(Stored entries)
····················

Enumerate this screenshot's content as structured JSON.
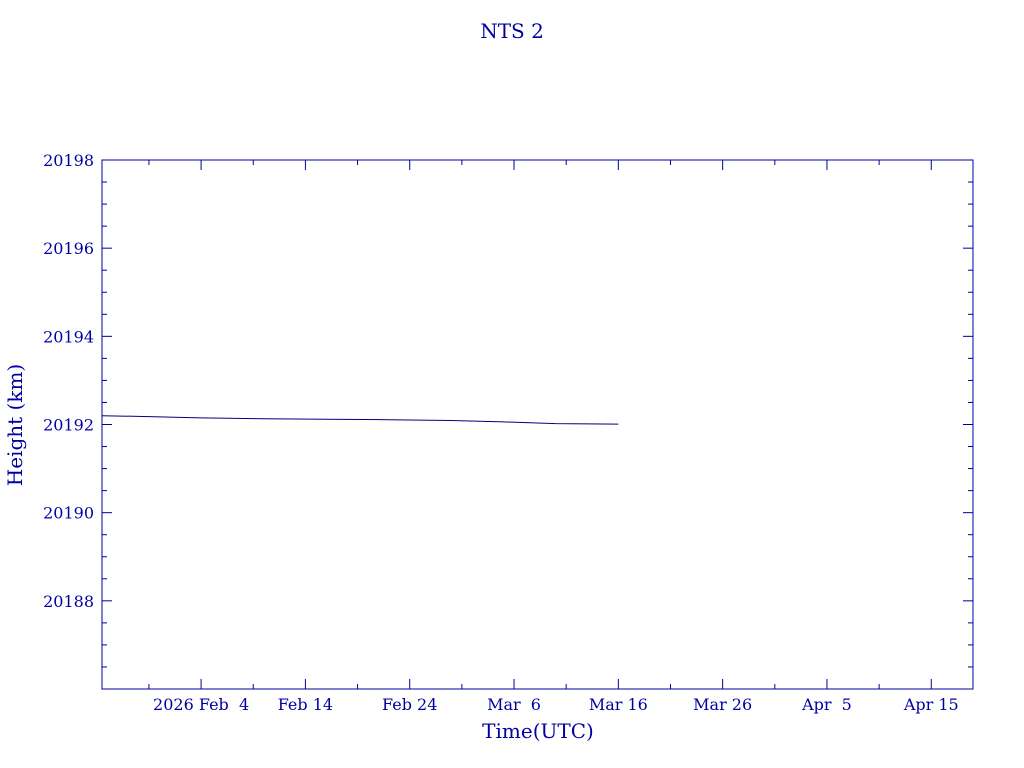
{
  "chart_data": {
    "type": "line",
    "title": "NTS 2",
    "xlabel": "Time(UTC)",
    "ylabel": "Height (km)",
    "x_tick_labels": [
      "2026 Feb  4",
      "Feb 14",
      "Feb 24",
      "Mar  6",
      "Mar 16",
      "Mar 26",
      "Apr  5",
      "Apr 15"
    ],
    "x_tick_dates": [
      "2026-02-04",
      "2026-02-14",
      "2026-02-24",
      "2026-03-06",
      "2026-03-16",
      "2026-03-26",
      "2026-04-05",
      "2026-04-15"
    ],
    "xlim": [
      "2026-01-25T12:00",
      "2026-04-19"
    ],
    "y_ticks": [
      20188,
      20190,
      20192,
      20194,
      20196,
      20198
    ],
    "y_tick_labels": [
      "20188",
      "20190",
      "20192",
      "20194",
      "20196",
      "20198"
    ],
    "ylim": [
      20186.0,
      20198.0
    ],
    "grid": false,
    "colors": {
      "axis": "#0000a0",
      "line": "#000080"
    },
    "series": [
      {
        "x": [
          "2026-01-25T12:00",
          "2026-01-30",
          "2026-02-04",
          "2026-02-10",
          "2026-02-16",
          "2026-02-22",
          "2026-02-28",
          "2026-03-05",
          "2026-03-10",
          "2026-03-16"
        ],
        "y": [
          20192.2,
          20192.18,
          20192.15,
          20192.13,
          20192.12,
          20192.11,
          20192.09,
          20192.06,
          20192.02,
          20192.01
        ]
      }
    ]
  }
}
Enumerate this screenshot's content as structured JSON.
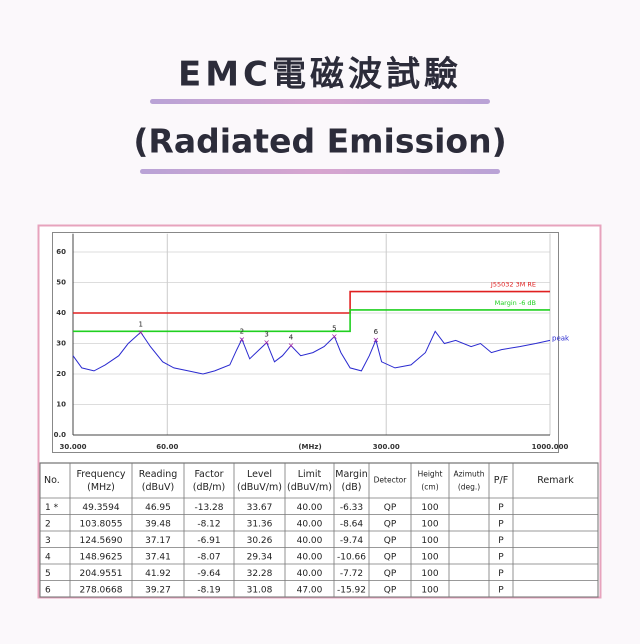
{
  "header": {
    "title": "EMC電磁波試驗",
    "subtitle": "(Radiated Emission)"
  },
  "chart_data": {
    "type": "line",
    "log_x": true,
    "grid": true,
    "xlim": [
      30,
      1000
    ],
    "ylim": [
      0,
      66
    ],
    "xlabel": "(MHz)",
    "xticks": [
      {
        "value": 30,
        "label": "30.000"
      },
      {
        "value": 60,
        "label": "60.00"
      },
      {
        "value": 300,
        "label": "300.00"
      },
      {
        "value": 1000,
        "label": "1000.000"
      }
    ],
    "yticks": [
      {
        "value": 0,
        "label": "0.0"
      },
      10,
      20,
      30,
      40,
      50,
      60
    ],
    "series": [
      {
        "name": "peak",
        "color": "#2a2ad0",
        "x": [
          30,
          32,
          35,
          38,
          42,
          45,
          49.36,
          53,
          58,
          63,
          70,
          78,
          85,
          95,
          100,
          103.8,
          110,
          118,
          124.6,
          132,
          140,
          148.96,
          160,
          175,
          190,
          204.96,
          215,
          230,
          250,
          265,
          278.07,
          290,
          320,
          360,
          400,
          430,
          460,
          500,
          560,
          600,
          650,
          700,
          800,
          900,
          1000
        ],
        "values": [
          26,
          22,
          21,
          23,
          26,
          30,
          33.7,
          29,
          24,
          22,
          21,
          20,
          21,
          23,
          28,
          31.4,
          25,
          28,
          30.3,
          24,
          26,
          29.3,
          26,
          27,
          29,
          32.3,
          27,
          22,
          21,
          26,
          31.1,
          24,
          22,
          23,
          27,
          34,
          30,
          31,
          29,
          30,
          27,
          28,
          29,
          30,
          31
        ]
      },
      {
        "name": "J55032 3M RE",
        "color": "#e02020",
        "x": [
          30,
          230,
          230,
          1000
        ],
        "values": [
          40,
          40,
          47,
          47
        ]
      },
      {
        "name": "Margin -6 dB",
        "color": "#20d020",
        "x": [
          30,
          230,
          230,
          1000
        ],
        "values": [
          34,
          34,
          41,
          41
        ]
      }
    ],
    "markers": {
      "color": "#a020a0",
      "labels": [
        "1",
        "2",
        "3",
        "4",
        "5",
        "6"
      ],
      "x": [
        49.3594,
        103.8055,
        124.569,
        148.9625,
        204.9551,
        278.0668
      ],
      "values": [
        33.67,
        31.36,
        30.26,
        29.34,
        32.28,
        31.08
      ]
    }
  },
  "table": {
    "header": [
      [
        "No."
      ],
      [
        "Frequency",
        "(MHz)"
      ],
      [
        "Reading",
        "(dBuV)"
      ],
      [
        "Factor",
        "(dB/m)"
      ],
      [
        "Level",
        "(dBuV/m)"
      ],
      [
        "Limit",
        "(dBuV/m)"
      ],
      [
        "Margin",
        "(dB)"
      ],
      [
        "Detector"
      ],
      [
        "Height",
        "(cm)"
      ],
      [
        "Azimuth",
        "(deg.)"
      ],
      [
        "P/F"
      ],
      [
        "Remark"
      ]
    ],
    "rows": [
      [
        "1 *",
        "49.3594",
        "46.95",
        "-13.28",
        "33.67",
        "40.00",
        "-6.33",
        "QP",
        "100",
        "",
        "P",
        ""
      ],
      [
        "2",
        "103.8055",
        "39.48",
        "-8.12",
        "31.36",
        "40.00",
        "-8.64",
        "QP",
        "100",
        "",
        "P",
        ""
      ],
      [
        "3",
        "124.5690",
        "37.17",
        "-6.91",
        "30.26",
        "40.00",
        "-9.74",
        "QP",
        "100",
        "",
        "P",
        ""
      ],
      [
        "4",
        "148.9625",
        "37.41",
        "-8.07",
        "29.34",
        "40.00",
        "-10.66",
        "QP",
        "100",
        "",
        "P",
        ""
      ],
      [
        "5",
        "204.9551",
        "41.92",
        "-9.64",
        "32.28",
        "40.00",
        "-7.72",
        "QP",
        "100",
        "",
        "P",
        ""
      ],
      [
        "6",
        "278.0668",
        "39.27",
        "-8.19",
        "31.08",
        "47.00",
        "-15.92",
        "QP",
        "100",
        "",
        "P",
        ""
      ]
    ]
  }
}
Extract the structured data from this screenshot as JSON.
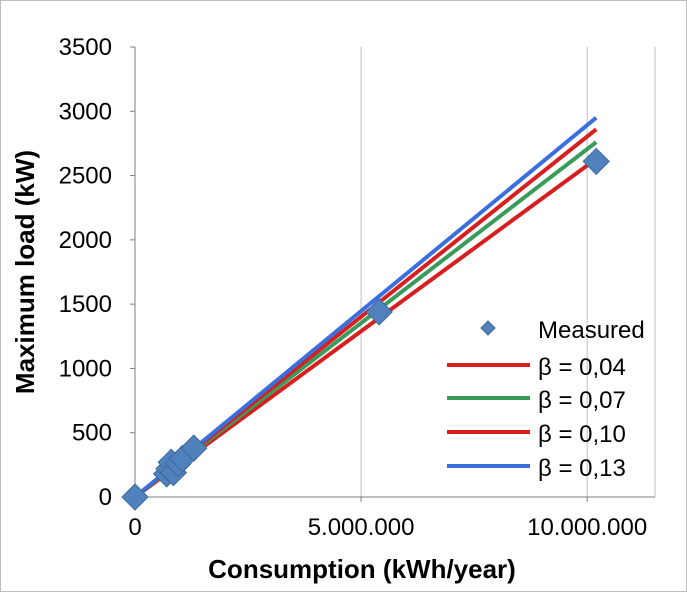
{
  "chart_data": {
    "type": "scatter",
    "title": "",
    "xlabel": "Consumption (kWh/year)",
    "ylabel": "Maximum load (kW)",
    "xlim": [
      0,
      11500000
    ],
    "ylim": [
      0,
      3500
    ],
    "x_ticks": [
      0,
      5000000,
      10000000
    ],
    "x_tick_labels": [
      "0",
      "5.000.000",
      "10.000.000"
    ],
    "y_ticks": [
      0,
      500,
      1000,
      1500,
      2000,
      2500,
      3000,
      3500
    ],
    "y_tick_labels": [
      "0",
      "500",
      "1000",
      "1500",
      "2000",
      "2500",
      "3000",
      "3500"
    ],
    "grid": "vertical",
    "legend_position": "right",
    "series": [
      {
        "name": "Measured",
        "kind": "marker",
        "color": "#4F81BD",
        "points": [
          {
            "x": 0,
            "y": 0
          },
          {
            "x": 700000,
            "y": 180
          },
          {
            "x": 750000,
            "y": 220
          },
          {
            "x": 800000,
            "y": 270
          },
          {
            "x": 850000,
            "y": 190
          },
          {
            "x": 950000,
            "y": 260
          },
          {
            "x": 1050000,
            "y": 300
          },
          {
            "x": 1300000,
            "y": 380
          },
          {
            "x": 5400000,
            "y": 1440
          },
          {
            "x": 10200000,
            "y": 2610
          }
        ]
      },
      {
        "name": "β = 0,04",
        "kind": "line",
        "color": "#D81F1F",
        "points": [
          {
            "x": 0,
            "y": 0
          },
          {
            "x": 10200000,
            "y": 2630
          }
        ]
      },
      {
        "name": "β = 0,07",
        "kind": "line",
        "color": "#3A9B5A",
        "points": [
          {
            "x": 0,
            "y": 0
          },
          {
            "x": 10200000,
            "y": 2760
          }
        ]
      },
      {
        "name": "β = 0,10",
        "kind": "line",
        "color": "#D81F1F",
        "points": [
          {
            "x": 0,
            "y": 0
          },
          {
            "x": 10200000,
            "y": 2860
          }
        ]
      },
      {
        "name": "β = 0,13",
        "kind": "line",
        "color": "#3A6FE0",
        "points": [
          {
            "x": 0,
            "y": 0
          },
          {
            "x": 10200000,
            "y": 2950
          }
        ]
      }
    ]
  }
}
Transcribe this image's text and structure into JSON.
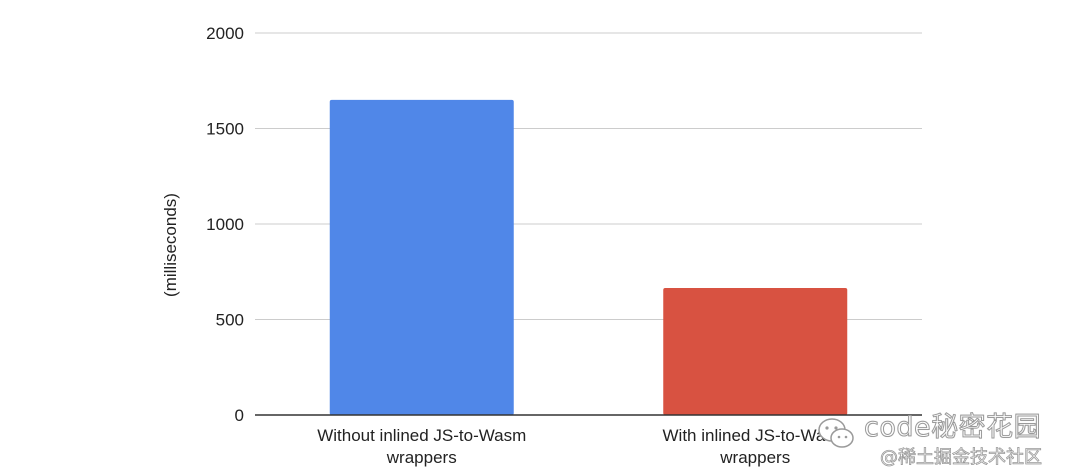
{
  "chart_data": {
    "type": "bar",
    "title": "",
    "xlabel": "",
    "ylabel": "(milliseconds)",
    "categories": [
      [
        "Without inlined JS-to-Wasm",
        "wrappers"
      ],
      [
        "With inlined JS-to-Wasm",
        "wrappers"
      ]
    ],
    "values": [
      1650,
      665
    ],
    "ylim": [
      0,
      2000
    ],
    "yticks": [
      0,
      500,
      1000,
      1500,
      2000
    ],
    "grid": true,
    "colors": [
      "#5087e8",
      "#d85241"
    ]
  },
  "watermark": {
    "main": "code秘密花园",
    "sub": "@稀土掘金技术社区"
  }
}
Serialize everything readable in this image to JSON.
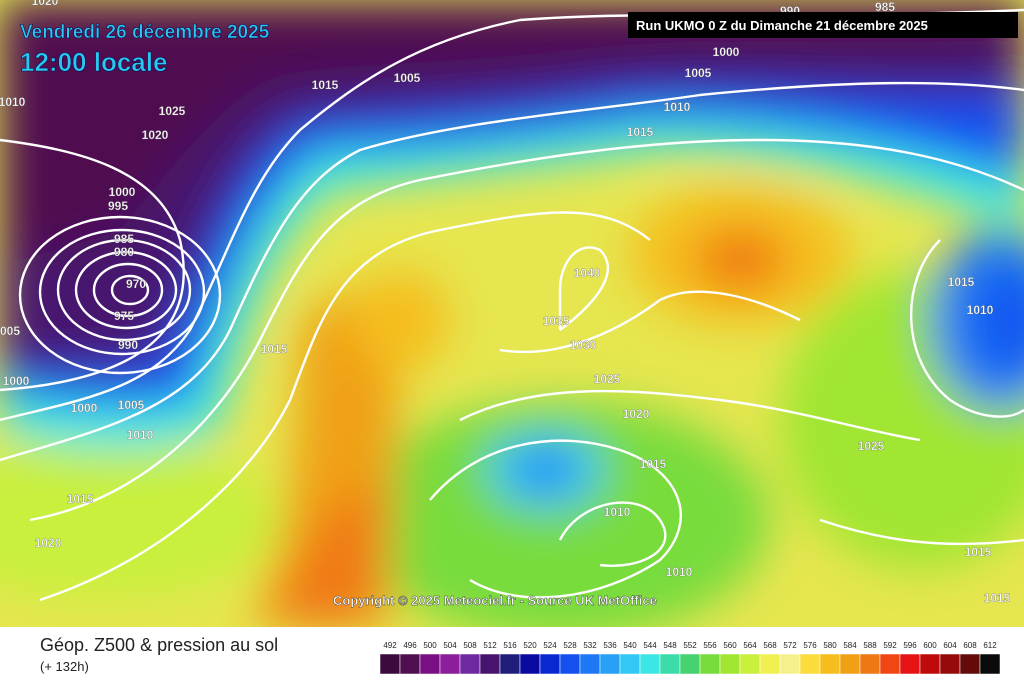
{
  "header": {
    "date": "Vendredi 26 décembre 2025",
    "time": "12:00 locale",
    "run": "Run UKMO 0 Z du Dimanche 21 décembre 2025"
  },
  "isobar_labels": [
    "1020",
    "1010",
    "1025",
    "1020",
    "1015",
    "1005",
    "1000",
    "1005",
    "1010",
    "1015",
    "1000",
    "995",
    "985",
    "980",
    "970",
    "975",
    "990",
    "005",
    "1000",
    "1000",
    "1005",
    "1010",
    "1015",
    "1015",
    "1020",
    "1040",
    "1035",
    "1030",
    "1025",
    "1020",
    "1015",
    "1010",
    "1010",
    "1025",
    "1015",
    "1010",
    "1015",
    "1015",
    "990",
    "985"
  ],
  "copyright": "Copyright © 2025 Meteociel.fr - Source UK MetOffice",
  "legend": {
    "title": "Géop. Z500 & pression au sol",
    "step": "(+ 132h)",
    "scale": [
      {
        "label": 492,
        "color": "#3c0a3c"
      },
      {
        "label": 496,
        "color": "#500f50"
      },
      {
        "label": 500,
        "color": "#780f82"
      },
      {
        "label": 504,
        "color": "#8c1e9b"
      },
      {
        "label": 508,
        "color": "#6e28a0"
      },
      {
        "label": 512,
        "color": "#46146e"
      },
      {
        "label": 516,
        "color": "#1e1e78"
      },
      {
        "label": 520,
        "color": "#0a0aa0"
      },
      {
        "label": 524,
        "color": "#0a28d2"
      },
      {
        "label": 528,
        "color": "#1450f0"
      },
      {
        "label": 532,
        "color": "#1e78f5"
      },
      {
        "label": 536,
        "color": "#28a0f5"
      },
      {
        "label": 540,
        "color": "#32c8f5"
      },
      {
        "label": 544,
        "color": "#3ce6e6"
      },
      {
        "label": 548,
        "color": "#3cdcaa"
      },
      {
        "label": 552,
        "color": "#46d26e"
      },
      {
        "label": 556,
        "color": "#78dc3c"
      },
      {
        "label": 560,
        "color": "#a0e632"
      },
      {
        "label": 564,
        "color": "#c8f03c"
      },
      {
        "label": 568,
        "color": "#f0f050"
      },
      {
        "label": 572,
        "color": "#f5f08c"
      },
      {
        "label": 576,
        "color": "#fadc3c"
      },
      {
        "label": 580,
        "color": "#f5be1e"
      },
      {
        "label": 584,
        "color": "#f0a014"
      },
      {
        "label": 588,
        "color": "#f07814"
      },
      {
        "label": 592,
        "color": "#f04614"
      },
      {
        "label": 596,
        "color": "#e61414"
      },
      {
        "label": 600,
        "color": "#be0a0a"
      },
      {
        "label": 604,
        "color": "#960a0a"
      },
      {
        "label": 608,
        "color": "#640a0a"
      },
      {
        "label": 612,
        "color": "#0a0a0a"
      }
    ]
  }
}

····················

Copy out all lines from the material above that contain the string "image".

Problem solution:
Transcribe this image's text and structure into JSON.
Serialize everything readable in this image to JSON.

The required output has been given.